Stored dataset items:
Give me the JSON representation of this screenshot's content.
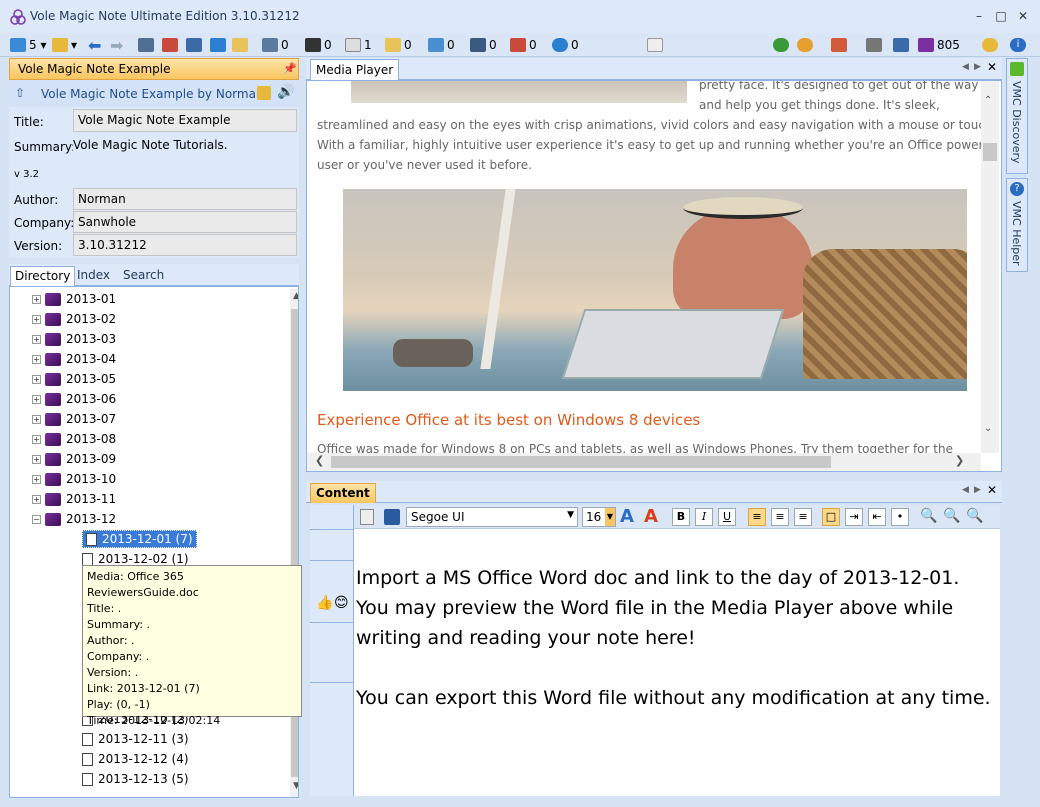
{
  "window": {
    "title": "Vole Magic Note  Ultimate Edition  3.10.31212"
  },
  "toolbar": {
    "counts": [
      "5",
      "0",
      "0",
      "1",
      "0",
      "0",
      "0",
      "0",
      "0",
      "805"
    ]
  },
  "left": {
    "header_title": "Vole Magic Note Example",
    "author_line": "Vole Magic Note Example by Norman",
    "title_label": "Title:",
    "title_value": "Vole Magic Note Example",
    "summary_label": "Summary:",
    "summary_value": "Vole Magic Note Tutorials.",
    "version_small": "v 3.2",
    "author_label": "Author:",
    "author_value": "Norman",
    "company_label": "Company:",
    "company_value": "Sanwhole",
    "version_label": "Version:",
    "version_value": "3.10.31212",
    "tabs": [
      "Directory",
      "Index",
      "Search"
    ]
  },
  "tree": {
    "months": [
      "2013-01",
      "2013-02",
      "2013-03",
      "2013-04",
      "2013-05",
      "2013-06",
      "2013-07",
      "2013-08",
      "2013-09",
      "2013-10",
      "2013-11",
      "2013-12"
    ],
    "days_top": [
      "2013-12-01 (7)",
      "2013-12-02 (1)"
    ],
    "days_bottom": [
      "2013-12-10 (2)",
      "2013-12-11 (3)",
      "2013-12-12 (4)",
      "2013-12-13 (5)"
    ]
  },
  "tooltip": {
    "lines": [
      "Media: Office 365 ReviewersGuide.doc",
      "Title: .",
      "Summary: .",
      "Author: .",
      "Company: .",
      "Version: .",
      "Link: 2013-12-01 (7)",
      "Play: (0, -1)",
      "Time: 2013-12-13 02:14"
    ]
  },
  "media_player": {
    "tab": "Media Player",
    "para1_a": "pretty face. It's designed to get out of the way",
    "para1_b": "and help you get things done. It's sleek,",
    "para1_c": "streamlined and easy on the eyes with crisp animations, vivid colors and easy navigation with a mouse or touch.",
    "para1_d": "With a familiar, highly intuitive user experience it's easy to get up and running whether you're an Office power",
    "para1_e": "user or you've never used it before.",
    "heading": "Experience Office at its best on Windows 8 devices",
    "para2": "Office was made for Windows 8 on PCs and tablets, as well as Windows Phones. Try them together for the"
  },
  "side": {
    "discovery": "VMC Discovery",
    "helper": "VMC Helper"
  },
  "content": {
    "tab": "Content",
    "font": "Segoe UI",
    "size": "16",
    "line1": "Import a MS Office Word doc and link to the day of 2013-12-01. You may preview the Word file in the Media Player above while writing and reading your note here!",
    "line2": "You can export this Word file without any modification at any time."
  }
}
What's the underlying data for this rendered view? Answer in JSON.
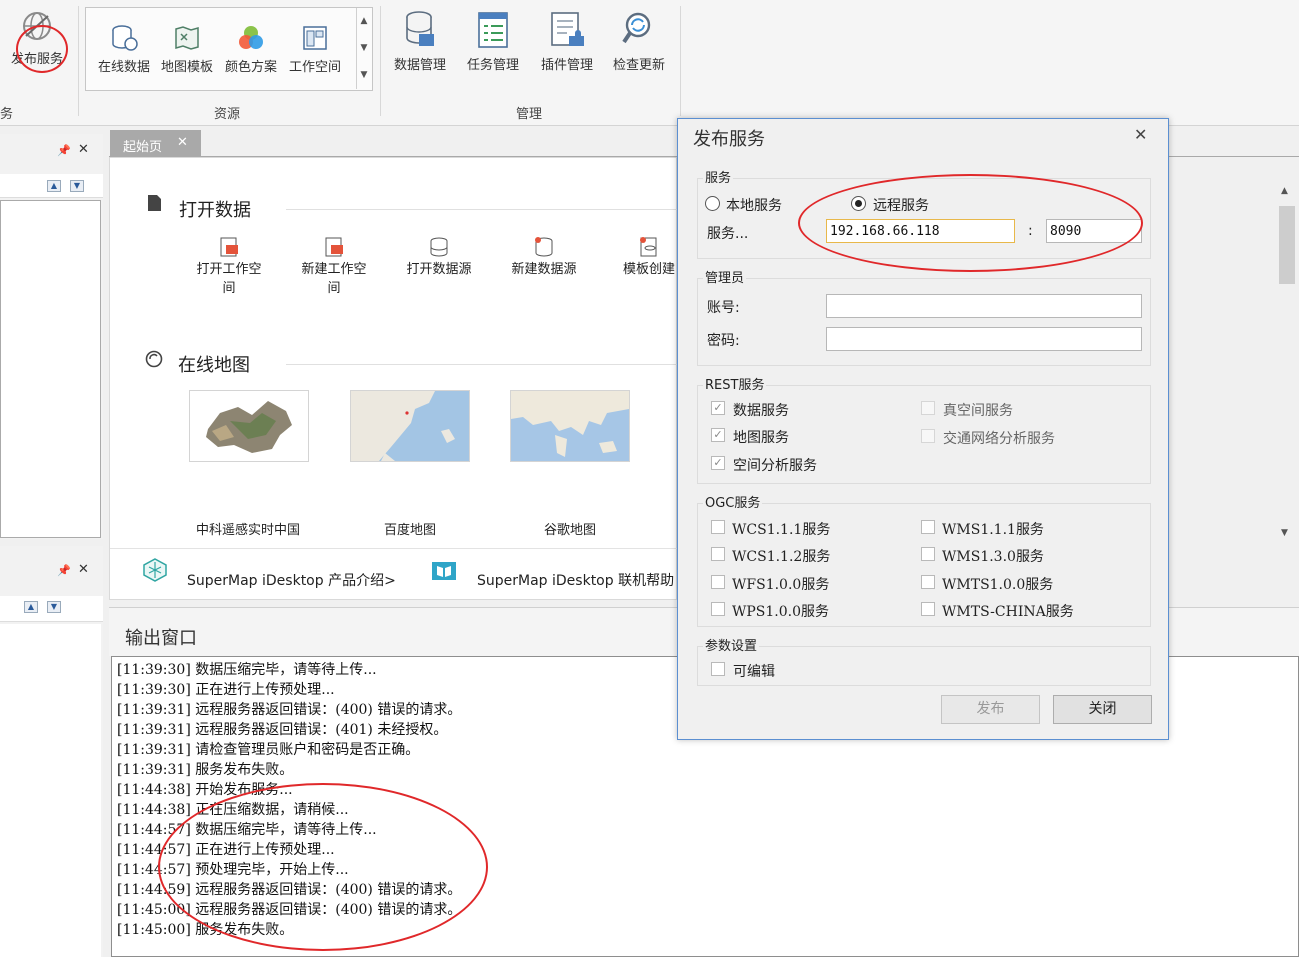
{
  "ribbon": {
    "publish_service": "发布服务",
    "left_group_label_fragment": "务",
    "resources": {
      "label": "资源",
      "items": [
        "在线数据",
        "地图模板",
        "颜色方案",
        "工作空间"
      ]
    },
    "manage": {
      "label": "管理",
      "items": [
        "数据管理",
        "任务管理",
        "插件管理",
        "检查更新"
      ]
    }
  },
  "tabs": {
    "start": "起始页"
  },
  "start_page": {
    "open_data": {
      "title": "打开数据",
      "actions": [
        {
          "line1": "打开工作空",
          "line2": "间"
        },
        {
          "line1": "新建工作空",
          "line2": "间"
        },
        {
          "line1": "打开数据源",
          "line2": ""
        },
        {
          "line1": "新建数据源",
          "line2": ""
        },
        {
          "line1": "模板创建",
          "line2": ""
        }
      ]
    },
    "online_map": {
      "title": "在线地图",
      "maps": [
        "中科遥感实时中国",
        "百度地图",
        "谷歌地图"
      ]
    },
    "links": [
      "SuperMap iDesktop 产品介绍>",
      "SuperMap iDesktop 联机帮助"
    ]
  },
  "output": {
    "title": "输出窗口",
    "lines": [
      "[11:39:30] 数据压缩完毕，请等待上传...",
      "[11:39:30] 正在进行上传预处理...",
      "[11:39:31] 远程服务器返回错误：(400) 错误的请求。",
      "[11:39:31] 远程服务器返回错误：(401) 未经授权。",
      "[11:39:31] 请检查管理员账户和密码是否正确。",
      "[11:39:31] 服务发布失败。",
      "[11:44:38] 开始发布服务...",
      "[11:44:38] 正在压缩数据，请稍候...",
      "[11:44:57] 数据压缩完毕，请等待上传...",
      "[11:44:57] 正在进行上传预处理...",
      "[11:44:57] 预处理完毕，开始上传...",
      "[11:44:59] 远程服务器返回错误：(400) 错误的请求。",
      "[11:45:00] 远程服务器返回错误：(400) 错误的请求。",
      "[11:45:00] 服务发布失败。"
    ]
  },
  "dialog": {
    "title": "发布服务",
    "service_group": "服务",
    "local_service": "本地服务",
    "remote_service": "远程服务",
    "service_label": "服务...",
    "host": "192.168.66.118",
    "colon": ":",
    "port": "8090",
    "admin_group": "管理员",
    "account_label": "账号:",
    "password_label": "密码:",
    "account_value": "",
    "password_value": "",
    "rest_group": "REST服务",
    "rest_items": [
      {
        "label": "数据服务",
        "checked": true
      },
      {
        "label": "地图服务",
        "checked": true
      },
      {
        "label": "空间分析服务",
        "checked": true
      },
      {
        "label": "真空间服务",
        "checked": false
      },
      {
        "label": "交通网络分析服务",
        "checked": false
      }
    ],
    "ogc_group": "OGC服务",
    "ogc_items": [
      "WCS1.1.1服务",
      "WCS1.1.2服务",
      "WFS1.0.0服务",
      "WPS1.0.0服务",
      "WMS1.1.1服务",
      "WMS1.3.0服务",
      "WMTS1.0.0服务",
      "WMTS-CHINA服务"
    ],
    "param_group": "参数设置",
    "editable": "可编辑",
    "publish_button": "发布",
    "close_button": "关闭"
  },
  "colors": {
    "annotation": "#e0282a",
    "dialog_border": "#5b8fd1"
  }
}
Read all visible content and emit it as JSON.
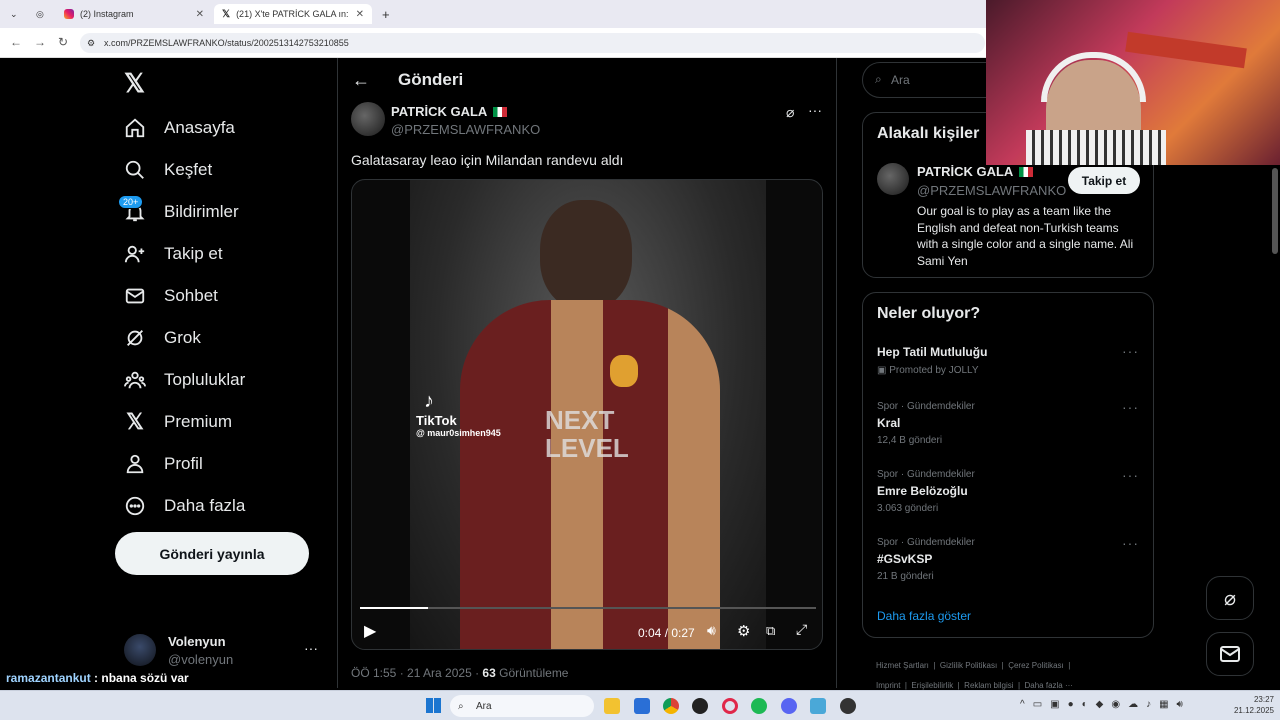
{
  "browser": {
    "tabs": [
      {
        "label": "(2) Instagram"
      },
      {
        "label": "(21) X'te PATRİCK GALA ın: \"Gal"
      }
    ],
    "url": "x.com/PRZEMSLAWFRANKO/status/2002513142753210855"
  },
  "sidebar": {
    "items": [
      {
        "label": "Anasayfa",
        "icon": "home-icon"
      },
      {
        "label": "Keşfet",
        "icon": "search-icon"
      },
      {
        "label": "Bildirimler",
        "icon": "bell-icon"
      },
      {
        "label": "Takip et",
        "icon": "person-add-icon"
      },
      {
        "label": "Sohbet",
        "icon": "mail-icon"
      },
      {
        "label": "Grok",
        "icon": "grok-icon"
      },
      {
        "label": "Topluluklar",
        "icon": "communities-icon"
      },
      {
        "label": "Premium",
        "icon": "x-logo-icon"
      },
      {
        "label": "Profil",
        "icon": "profile-icon"
      },
      {
        "label": "Daha fazla",
        "icon": "more-circle-icon"
      }
    ],
    "notification_badge": "20+",
    "post_button": "Gönderi yayınla",
    "account": {
      "name": "Volenyun",
      "handle": "@volenyun"
    }
  },
  "main": {
    "header_title": "Gönderi",
    "author_name": "PATRİCK GALA",
    "author_handle": "@PRZEMSLAWFRANKO",
    "text": "Galatasaray leao için Milandan randevu aldı",
    "video": {
      "current_time": "0:04",
      "duration": "0:27",
      "progress": 0.15,
      "watermark_brand": "TikTok",
      "watermark_user": "@ maur0simhen945"
    },
    "meta_time": "ÖÖ 1:55 · 21 Ara 2025 · ",
    "views_count": "63",
    "views_label": " Görüntüleme"
  },
  "right": {
    "search_placeholder": "Ara",
    "related_title": "Alakalı kişiler",
    "related_person": {
      "name": "PATRİCK GALA",
      "handle": "@PRZEMSLAWFRANKO",
      "follow_label": "Takip et",
      "bio": "Our goal is to play as a team like the English and defeat non-Turkish teams with a single color and a single name. Ali Sami Yen"
    },
    "trends_title": "Neler oluyor?",
    "trends": [
      {
        "category": "",
        "title": "Hep Tatil Mutluluğu",
        "sub": "Promoted by JOLLY"
      },
      {
        "category": "Spor · Gündemdekiler",
        "title": "Kral",
        "sub": "12,4 B gönderi"
      },
      {
        "category": "Spor · Gündemdekiler",
        "title": "Emre Belözoğlu",
        "sub": "3.063 gönderi"
      },
      {
        "category": "Spor · Gündemdekiler",
        "title": "#GSvKSP",
        "sub": "21 B gönderi"
      }
    ],
    "show_more": "Daha fazla göster",
    "footer_links": [
      "Hizmet Şartları",
      "Gizlilik Politikası",
      "Çerez Politikası",
      "Imprint",
      "Erişilebilirlik",
      "Reklam bilgisi",
      "Daha fazla ···"
    ]
  },
  "chat_overlay": {
    "user": "ramazantankut",
    "message": " : nbana sözü var"
  },
  "taskbar": {
    "search_placeholder": "Ara",
    "time": "23:27",
    "date": "21.12.2025"
  },
  "colors": {
    "accent": "#1d9bf0",
    "background": "#000000",
    "border": "#2f3336",
    "muted": "#71767b"
  }
}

§ Exercise brief: In the entries above, identify each line that includes the string "Politikası", then copy it.

§ Completed task:
      "Gizlilik Politikası",
      "Çerez Politikası",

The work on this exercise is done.